:: WHAT YOU WILL DO ::
Give back each entry unchanged, minus pictures.

[Dataset rows about figures]
<<<<
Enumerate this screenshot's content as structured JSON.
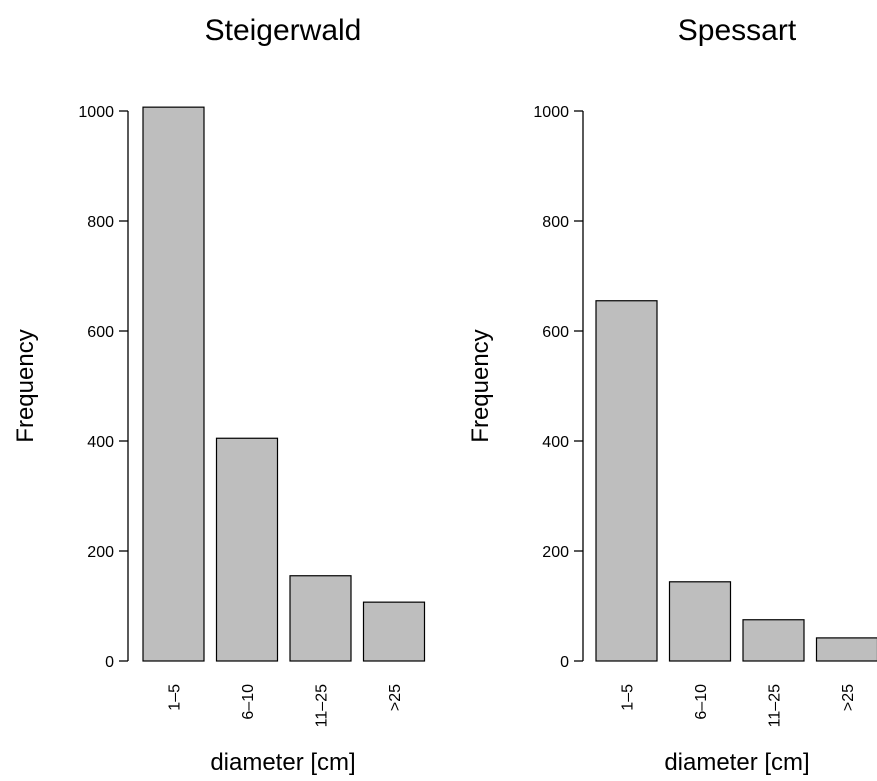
{
  "colors": {
    "bar_fill": "#bebebe",
    "bar_stroke": "#000000",
    "axis": "#000000",
    "background": "#ffffff"
  },
  "chart_data": [
    {
      "type": "bar",
      "title": "Steigerwald",
      "xlabel": "diameter [cm]",
      "ylabel": "Frequency",
      "categories": [
        "1–5",
        "6–10",
        "11–25",
        ">25"
      ],
      "values": [
        1007,
        405,
        155,
        107
      ],
      "ylim": [
        0,
        1000
      ],
      "yticks": [
        0,
        200,
        400,
        600,
        800,
        1000
      ],
      "grid": false,
      "legend": "none"
    },
    {
      "type": "bar",
      "title": "Spessart",
      "xlabel": "diameter [cm]",
      "ylabel": "Frequency",
      "categories": [
        "1–5",
        "6–10",
        "11–25",
        ">25"
      ],
      "values": [
        655,
        144,
        75,
        42
      ],
      "ylim": [
        0,
        1000
      ],
      "yticks": [
        0,
        200,
        400,
        600,
        800,
        1000
      ],
      "grid": false,
      "legend": "none"
    }
  ]
}
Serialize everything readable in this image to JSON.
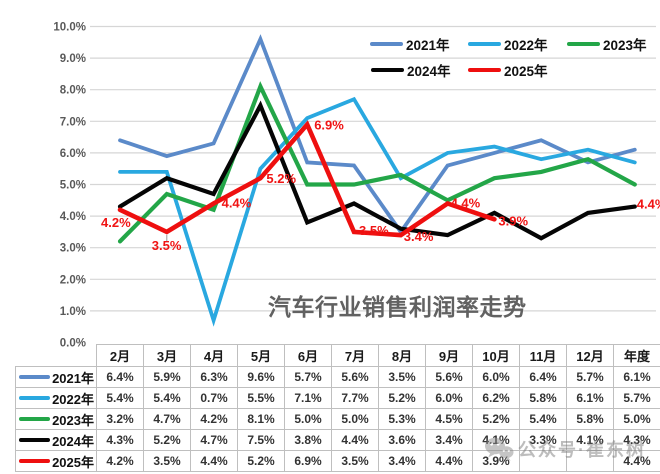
>>>>
:: CORRECT RESPONSE ::
Enumerate this screenshot's content as structured JSON.
{
  "colors": {
    "bar_fill": "#bebebe",
    "bar_stroke": "#000000",
    "axis": "#000000",
    "background": "#ffffff"
  },
  "chart_data": [
    {
      "type": "bar",
      "title": "Steigerwald",
      "xlabel": "diameter [cm]",
      "ylabel": "Frequency",
      "categories": [
        "1–5",
        "6–10",
        "11–25",
        ">25"
      ],
      "values": [
        1007,
        405,
        155,
        107
      ],
      "ylim": [
        0,
        1000
      ],
      "yticks": [
        0,
        200,
        400,
        600,
        800,
        1000
      ],
      "grid": false,
      "legend": "none"
    },
    {
      "type": "bar",
      "title": "Spessart",
      "xlabel": "diameter [cm]",
      "ylabel": "Frequency",
      "categories": [
        "1–5",
        "6–10",
        "11–25",
        ">25"
      ],
      "values": [
        655,
        144,
        75,
        42
      ],
      "ylim": [
        0,
        1000
      ],
      "yticks": [
        0,
        200,
        400,
        600,
        800,
        1000
      ],
      "grid": false,
      "legend": "none"
    }
  ]
}
Serialize everything readable in this image to JSON.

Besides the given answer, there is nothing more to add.